---------- RECORDS SHOWN
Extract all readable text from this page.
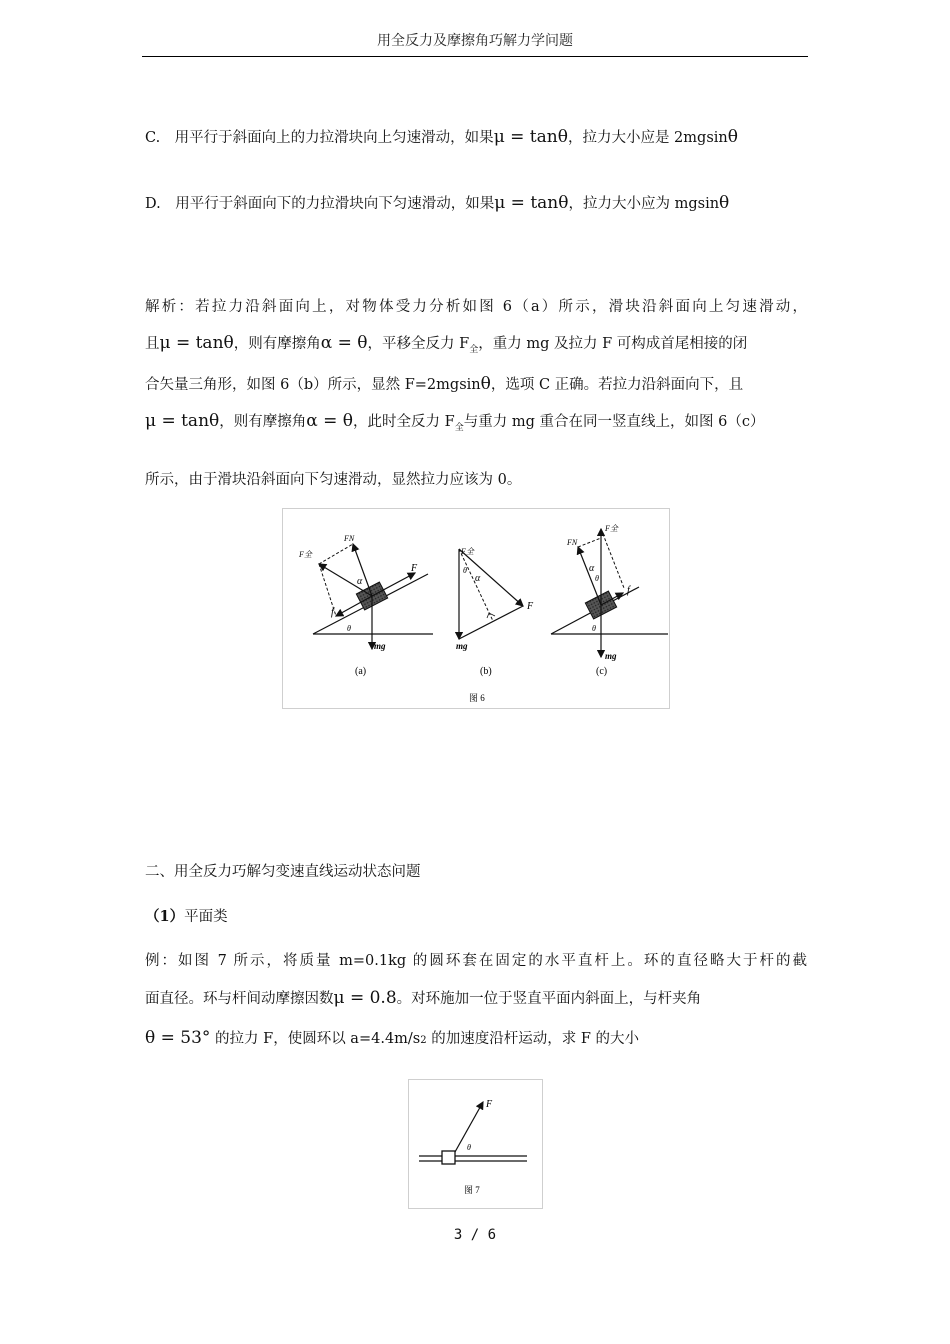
用全反力及摩擦角巧解力学问题
C.　用平行于斜面向上的力拉滑块向上匀速滑动，如果μ = tanθ，拉力大小应是 2mgsinθ
D.　用平行于斜面向下的力拉滑块向下匀速滑动，如果μ = tanθ，拉力大小应为 mgsinθ
解析：若拉力沿斜面向上，对物体受力分析如图 6（a）所示，滑块沿斜面向上匀速滑动，
且μ = tanθ，则有摩擦角α = θ，平移全反力 $F_全$，重力 mg 及拉力 F 可构成首尾相接的闭
合矢量三角形，如图 6（b）所示，显然 F=2mgsinθ，选项 C 正确。若拉力沿斜面向下，且
μ = tanθ，则有摩擦角α = θ，此时全反力 $F_全$与重力 mg 重合在同一竖直线上，如图 6（c）
所示，由于滑块沿斜面向下匀速滑动，显然拉力应该为 0。
F
mg
f
α
θ
F全
FN
(a)
F全
F
mg
α
θ
(b)
F全
FN
f
α
θ
θ
mg
(c)
图 6
二、用全反力巧解匀变速直线运动状态问题
（1）平面类
例：如图 7 所示，将质量 m=0.1kg 的圆环套在固定的水平直杆上。环的直径略大于杆的截
面直径。环与杆间动摩擦因数μ = 0.8。对环施加一位于竖直平面内斜面上，与杆夹角
θ = 53° 的拉力 F，使圆环以 a=4.4m/s2 的加速度沿杆运动，求 F 的大小
F
θ
图 7
3 / 6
--------------------
- [SET TASK]
Output all of the entries verbatim, leaving out any images.

- [ANSWER]
Extract all readable text from this page.
用全反力及摩擦角巧解力学问题
C.　用平行于斜面向上的力拉滑块向上匀速滑动，如果μ = tanθ，拉力大小应是 2mgsinθ
D.　用平行于斜面向下的力拉滑块向下匀速滑动，如果μ = tanθ，拉力大小应为 mgsinθ
解析：若拉力沿斜面向上，对物体受力分析如图 6（a）所示，滑块沿斜面向上匀速滑动，
且μ = tanθ，则有摩擦角α = θ，平移全反力 $F_全$，重力 mg 及拉力 F 可构成首尾相接的闭
合矢量三角形，如图 6（b）所示，显然 F=2mgsinθ，选项 C 正确。若拉力沿斜面向下，且
μ = tanθ，则有摩擦角α = θ，此时全反力 $F_全$与重力 mg 重合在同一竖直线上，如图 6（c）
所示，由于滑块沿斜面向下匀速滑动，显然拉力应该为 0。
F
mg
f
α
θ
F全
FN
(a)
F全
F
mg
α
θ
(b)
F全
FN
f
α
θ
θ
mg
(c)
图 6
二、用全反力巧解匀变速直线运动状态问题
（1）平面类
例：如图 7 所示，将质量 m=0.1kg 的圆环套在固定的水平直杆上。环的直径略大于杆的截
面直径。环与杆间动摩擦因数μ = 0.8。对环施加一位于竖直平面内斜面上，与杆夹角
θ = 53° 的拉力 F，使圆环以 a=4.4m/s2 的加速度沿杆运动，求 F 的大小
F
θ
图 7
3 / 6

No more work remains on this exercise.